GIVEN REQUEST
Copy every line of the data exactly, leaving nothing out.
[start of TASK DATA]
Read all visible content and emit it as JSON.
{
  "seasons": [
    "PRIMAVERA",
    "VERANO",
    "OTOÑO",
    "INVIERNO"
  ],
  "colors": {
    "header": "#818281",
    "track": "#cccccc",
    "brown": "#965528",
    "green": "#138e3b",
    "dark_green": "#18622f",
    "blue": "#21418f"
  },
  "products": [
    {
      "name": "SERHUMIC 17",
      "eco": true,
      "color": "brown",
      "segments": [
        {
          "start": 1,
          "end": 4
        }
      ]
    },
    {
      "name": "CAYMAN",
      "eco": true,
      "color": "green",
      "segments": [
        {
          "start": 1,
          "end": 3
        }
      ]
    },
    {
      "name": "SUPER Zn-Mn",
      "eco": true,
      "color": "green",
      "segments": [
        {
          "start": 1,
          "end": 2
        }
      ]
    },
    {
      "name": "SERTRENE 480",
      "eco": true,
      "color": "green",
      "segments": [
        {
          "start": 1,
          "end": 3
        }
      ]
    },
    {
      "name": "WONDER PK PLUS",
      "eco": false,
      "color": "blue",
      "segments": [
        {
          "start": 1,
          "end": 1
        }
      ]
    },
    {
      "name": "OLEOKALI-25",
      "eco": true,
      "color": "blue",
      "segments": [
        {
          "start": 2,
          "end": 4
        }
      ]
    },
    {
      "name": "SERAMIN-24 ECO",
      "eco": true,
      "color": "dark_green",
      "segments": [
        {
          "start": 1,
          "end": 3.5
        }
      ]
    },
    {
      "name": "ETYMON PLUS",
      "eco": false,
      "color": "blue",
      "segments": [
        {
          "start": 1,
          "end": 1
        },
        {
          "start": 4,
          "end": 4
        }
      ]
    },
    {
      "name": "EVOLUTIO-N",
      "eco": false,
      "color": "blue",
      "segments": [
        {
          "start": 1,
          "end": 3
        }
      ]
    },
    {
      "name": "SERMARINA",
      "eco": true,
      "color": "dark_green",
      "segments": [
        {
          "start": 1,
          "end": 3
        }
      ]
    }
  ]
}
[end of TASK DATA]
RESULT FOR THIS EXERCISE
Read all visible content and emit it as JSON.
{
  "seasons": [
    "PRIMAVERA",
    "VERANO",
    "OTOÑO",
    "INVIERNO"
  ],
  "colors": {
    "header": "#818281",
    "track": "#cccccc",
    "brown": "#965528",
    "green": "#138e3b",
    "dark_green": "#18622f",
    "blue": "#21418f"
  },
  "products": [
    {
      "name": "SERHUMIC 17",
      "eco": true,
      "color": "brown",
      "segments": [
        {
          "start": 1,
          "end": 4
        }
      ]
    },
    {
      "name": "CAYMAN",
      "eco": true,
      "color": "green",
      "segments": [
        {
          "start": 1,
          "end": 3
        }
      ]
    },
    {
      "name": "SUPER Zn-Mn",
      "eco": true,
      "color": "green",
      "segments": [
        {
          "start": 1,
          "end": 2
        }
      ]
    },
    {
      "name": "SERTRENE 480",
      "eco": true,
      "color": "green",
      "segments": [
        {
          "start": 1,
          "end": 3
        }
      ]
    },
    {
      "name": "WONDER PK PLUS",
      "eco": false,
      "color": "blue",
      "segments": [
        {
          "start": 1,
          "end": 1
        }
      ]
    },
    {
      "name": "OLEOKALI-25",
      "eco": true,
      "color": "blue",
      "segments": [
        {
          "start": 2,
          "end": 4
        }
      ]
    },
    {
      "name": "SERAMIN-24 ECO",
      "eco": true,
      "color": "dark_green",
      "segments": [
        {
          "start": 1,
          "end": 3.5
        }
      ]
    },
    {
      "name": "ETYMON PLUS",
      "eco": false,
      "color": "blue",
      "segments": [
        {
          "start": 1,
          "end": 1
        },
        {
          "start": 4,
          "end": 4
        }
      ]
    },
    {
      "name": "EVOLUTIO-N",
      "eco": false,
      "color": "blue",
      "segments": [
        {
          "start": 1,
          "end": 3
        }
      ]
    },
    {
      "name": "SERMARINA",
      "eco": true,
      "color": "dark_green",
      "segments": [
        {
          "start": 1,
          "end": 3
        }
      ]
    }
  ]
}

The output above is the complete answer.